Dataset excerpts:

******************************

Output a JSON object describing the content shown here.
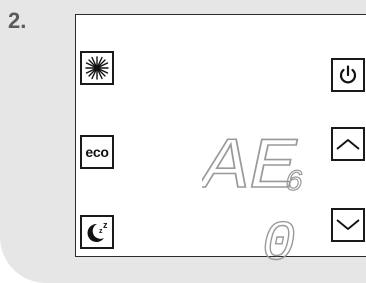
{
  "step_label": "2.",
  "buttons": {
    "snowflake": {
      "icon": "snowflake-icon"
    },
    "eco": {
      "label": "eco"
    },
    "sleep": {
      "icon": "moon-sleep-icon",
      "z_small": "z",
      "z_large": "z"
    },
    "power": {
      "icon": "power-icon"
    },
    "up": {
      "icon": "chevron-up-icon"
    },
    "down": {
      "icon": "chevron-down-icon"
    }
  },
  "display": {
    "main_text": "AE",
    "sub_text": "6",
    "bottom_text": "0",
    "segment_color": "#9a9a9a"
  },
  "colors": {
    "background": "#e6e6e6",
    "device_border": "#2b2b2b",
    "button_border": "#1a1a1a",
    "step_text": "#5a5a5a"
  }
}
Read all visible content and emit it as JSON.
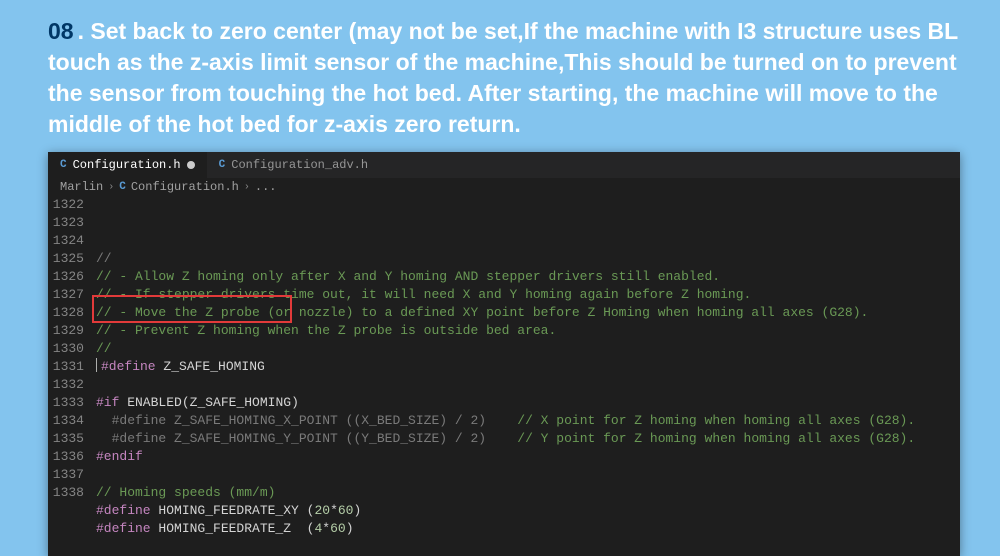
{
  "instruction": {
    "number": "08",
    "text": ". Set back to zero center (may not be set,If the machine with I3 structure uses BL touch as the z-axis limit sensor of the machine,This should be turned on to prevent the sensor from touching the hot bed. After starting, the machine will move to the middle of the hot bed for z-axis zero return."
  },
  "tabs": [
    {
      "icon": "C",
      "label": "Configuration.h",
      "dirty": true,
      "active": true
    },
    {
      "icon": "C",
      "label": "Configuration_adv.h",
      "dirty": false,
      "active": false
    }
  ],
  "breadcrumb": {
    "folder": "Marlin",
    "fileIcon": "C",
    "file": "Configuration.h",
    "trail": "..."
  },
  "code": {
    "startLine": 1322,
    "lines": [
      {
        "ln": 1322,
        "segs": [
          {
            "cls": "c-dim",
            "t": "//"
          }
        ]
      },
      {
        "ln": 1323,
        "segs": [
          {
            "cls": "c-comment",
            "t": "// - Allow Z homing only after X and Y homing AND stepper drivers still enabled."
          }
        ]
      },
      {
        "ln": 1324,
        "segs": [
          {
            "cls": "c-comment",
            "t": "// - If stepper drivers time out, it will need X and Y homing again before Z homing."
          }
        ]
      },
      {
        "ln": 1325,
        "segs": [
          {
            "cls": "c-comment",
            "t": "// - Move the Z probe (or nozzle) to a defined XY point before Z Homing when homing all axes (G28)."
          }
        ]
      },
      {
        "ln": 1326,
        "segs": [
          {
            "cls": "c-comment",
            "t": "// - Prevent Z homing when the Z probe is outside bed area."
          }
        ]
      },
      {
        "ln": 1327,
        "segs": [
          {
            "cls": "c-comment",
            "t": "//"
          }
        ]
      },
      {
        "ln": 1328,
        "highlight": true,
        "cursor": true,
        "segs": [
          {
            "cls": "c-keyword",
            "t": "#define"
          },
          {
            "cls": "c-ident",
            "t": " Z_SAFE_HOMING"
          }
        ]
      },
      {
        "ln": 1329,
        "segs": []
      },
      {
        "ln": 1330,
        "segs": [
          {
            "cls": "c-keyword",
            "t": "#if"
          },
          {
            "cls": "c-ident",
            "t": " ENABLED"
          },
          {
            "cls": "c-paren",
            "t": "("
          },
          {
            "cls": "c-ident",
            "t": "Z_SAFE_HOMING"
          },
          {
            "cls": "c-paren",
            "t": ")"
          }
        ]
      },
      {
        "ln": 1331,
        "segs": [
          {
            "cls": "c-dim",
            "t": "  #define Z_SAFE_HOMING_X_POINT ((X_BED_SIZE) / 2)    "
          },
          {
            "cls": "c-comment",
            "t": "// X point for Z homing when homing all axes (G28)."
          }
        ]
      },
      {
        "ln": 1332,
        "segs": [
          {
            "cls": "c-dim",
            "t": "  #define Z_SAFE_HOMING_Y_POINT ((Y_BED_SIZE) / 2)    "
          },
          {
            "cls": "c-comment",
            "t": "// Y point for Z homing when homing all axes (G28)."
          }
        ]
      },
      {
        "ln": 1333,
        "segs": [
          {
            "cls": "c-keyword",
            "t": "#endif"
          }
        ]
      },
      {
        "ln": 1334,
        "segs": []
      },
      {
        "ln": 1335,
        "segs": [
          {
            "cls": "c-comment",
            "t": "// Homing speeds (mm/m)"
          }
        ]
      },
      {
        "ln": 1336,
        "segs": [
          {
            "cls": "c-keyword",
            "t": "#define"
          },
          {
            "cls": "c-ident",
            "t": " HOMING_FEEDRATE_XY "
          },
          {
            "cls": "c-paren",
            "t": "("
          },
          {
            "cls": "c-number",
            "t": "20"
          },
          {
            "cls": "c-paren",
            "t": "*"
          },
          {
            "cls": "c-number",
            "t": "60"
          },
          {
            "cls": "c-paren",
            "t": ")"
          }
        ]
      },
      {
        "ln": 1337,
        "segs": [
          {
            "cls": "c-keyword",
            "t": "#define"
          },
          {
            "cls": "c-ident",
            "t": " HOMING_FEEDRATE_Z  "
          },
          {
            "cls": "c-paren",
            "t": "("
          },
          {
            "cls": "c-number",
            "t": "4"
          },
          {
            "cls": "c-paren",
            "t": "*"
          },
          {
            "cls": "c-number",
            "t": "60"
          },
          {
            "cls": "c-paren",
            "t": ")"
          }
        ]
      },
      {
        "ln": 1338,
        "segs": []
      }
    ]
  }
}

******************************

Instructions to follow:
Copy out all of the data word for word. Do not carry over any picture.

Worked answer:
Output a JSON object describing the content shown here.
{
  "step_label": "2.",
  "buttons": {
    "snowflake": {
      "icon": "snowflake-icon"
    },
    "eco": {
      "label": "eco"
    },
    "sleep": {
      "icon": "moon-sleep-icon",
      "z_small": "z",
      "z_large": "z"
    },
    "power": {
      "icon": "power-icon"
    },
    "up": {
      "icon": "chevron-up-icon"
    },
    "down": {
      "icon": "chevron-down-icon"
    }
  },
  "display": {
    "main_text": "AE",
    "sub_text": "6",
    "bottom_text": "0",
    "segment_color": "#9a9a9a"
  },
  "colors": {
    "background": "#e6e6e6",
    "device_border": "#2b2b2b",
    "button_border": "#1a1a1a",
    "step_text": "#5a5a5a"
  }
}
Read all visible content and emit it as JSON.
{
  "instruction": {
    "number": "08",
    "text": ". Set back to zero center (may not be set,If the machine with I3 structure uses BL touch as the z-axis limit sensor of the machine,This should be turned on to prevent the sensor from touching the hot bed. After starting, the machine will move to the middle of the hot bed for z-axis zero return."
  },
  "tabs": [
    {
      "icon": "C",
      "label": "Configuration.h",
      "dirty": true,
      "active": true
    },
    {
      "icon": "C",
      "label": "Configuration_adv.h",
      "dirty": false,
      "active": false
    }
  ],
  "breadcrumb": {
    "folder": "Marlin",
    "fileIcon": "C",
    "file": "Configuration.h",
    "trail": "..."
  },
  "code": {
    "startLine": 1322,
    "lines": [
      {
        "ln": 1322,
        "segs": [
          {
            "cls": "c-dim",
            "t": "//"
          }
        ]
      },
      {
        "ln": 1323,
        "segs": [
          {
            "cls": "c-comment",
            "t": "// - Allow Z homing only after X and Y homing AND stepper drivers still enabled."
          }
        ]
      },
      {
        "ln": 1324,
        "segs": [
          {
            "cls": "c-comment",
            "t": "// - If stepper drivers time out, it will need X and Y homing again before Z homing."
          }
        ]
      },
      {
        "ln": 1325,
        "segs": [
          {
            "cls": "c-comment",
            "t": "// - Move the Z probe (or nozzle) to a defined XY point before Z Homing when homing all axes (G28)."
          }
        ]
      },
      {
        "ln": 1326,
        "segs": [
          {
            "cls": "c-comment",
            "t": "// - Prevent Z homing when the Z probe is outside bed area."
          }
        ]
      },
      {
        "ln": 1327,
        "segs": [
          {
            "cls": "c-comment",
            "t": "//"
          }
        ]
      },
      {
        "ln": 1328,
        "highlight": true,
        "cursor": true,
        "segs": [
          {
            "cls": "c-keyword",
            "t": "#define"
          },
          {
            "cls": "c-ident",
            "t": " Z_SAFE_HOMING"
          }
        ]
      },
      {
        "ln": 1329,
        "segs": []
      },
      {
        "ln": 1330,
        "segs": [
          {
            "cls": "c-keyword",
            "t": "#if"
          },
          {
            "cls": "c-ident",
            "t": " ENABLED"
          },
          {
            "cls": "c-paren",
            "t": "("
          },
          {
            "cls": "c-ident",
            "t": "Z_SAFE_HOMING"
          },
          {
            "cls": "c-paren",
            "t": ")"
          }
        ]
      },
      {
        "ln": 1331,
        "segs": [
          {
            "cls": "c-dim",
            "t": "  #define Z_SAFE_HOMING_X_POINT ((X_BED_SIZE) / 2)    "
          },
          {
            "cls": "c-comment",
            "t": "// X point for Z homing when homing all axes (G28)."
          }
        ]
      },
      {
        "ln": 1332,
        "segs": [
          {
            "cls": "c-dim",
            "t": "  #define Z_SAFE_HOMING_Y_POINT ((Y_BED_SIZE) / 2)    "
          },
          {
            "cls": "c-comment",
            "t": "// Y point for Z homing when homing all axes (G28)."
          }
        ]
      },
      {
        "ln": 1333,
        "segs": [
          {
            "cls": "c-keyword",
            "t": "#endif"
          }
        ]
      },
      {
        "ln": 1334,
        "segs": []
      },
      {
        "ln": 1335,
        "segs": [
          {
            "cls": "c-comment",
            "t": "// Homing speeds (mm/m)"
          }
        ]
      },
      {
        "ln": 1336,
        "segs": [
          {
            "cls": "c-keyword",
            "t": "#define"
          },
          {
            "cls": "c-ident",
            "t": " HOMING_FEEDRATE_XY "
          },
          {
            "cls": "c-paren",
            "t": "("
          },
          {
            "cls": "c-number",
            "t": "20"
          },
          {
            "cls": "c-paren",
            "t": "*"
          },
          {
            "cls": "c-number",
            "t": "60"
          },
          {
            "cls": "c-paren",
            "t": ")"
          }
        ]
      },
      {
        "ln": 1337,
        "segs": [
          {
            "cls": "c-keyword",
            "t": "#define"
          },
          {
            "cls": "c-ident",
            "t": " HOMING_FEEDRATE_Z  "
          },
          {
            "cls": "c-paren",
            "t": "("
          },
          {
            "cls": "c-number",
            "t": "4"
          },
          {
            "cls": "c-paren",
            "t": "*"
          },
          {
            "cls": "c-number",
            "t": "60"
          },
          {
            "cls": "c-paren",
            "t": ")"
          }
        ]
      },
      {
        "ln": 1338,
        "segs": []
      }
    ]
  }
}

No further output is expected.